(BRIEF) Print every entry exactly as written.

(EXERCISE MATERIAL)
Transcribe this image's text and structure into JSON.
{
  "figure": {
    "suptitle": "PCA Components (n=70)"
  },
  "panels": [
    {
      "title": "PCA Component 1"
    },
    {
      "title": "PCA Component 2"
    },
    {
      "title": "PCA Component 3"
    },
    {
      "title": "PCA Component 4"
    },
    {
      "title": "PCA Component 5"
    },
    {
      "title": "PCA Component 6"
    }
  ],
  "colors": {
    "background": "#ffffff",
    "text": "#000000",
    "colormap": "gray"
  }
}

(RESPONSE)
Transcribe this image's text and structure into JSON.
{
  "figure": {
    "suptitle": "PCA Components (n=70)"
  },
  "panels": [
    {
      "title": "PCA Component 1"
    },
    {
      "title": "PCA Component 2"
    },
    {
      "title": "PCA Component 3"
    },
    {
      "title": "PCA Component 4"
    },
    {
      "title": "PCA Component 5"
    },
    {
      "title": "PCA Component 6"
    }
  ],
  "colors": {
    "background": "#ffffff",
    "text": "#000000",
    "colormap": "gray"
  }
}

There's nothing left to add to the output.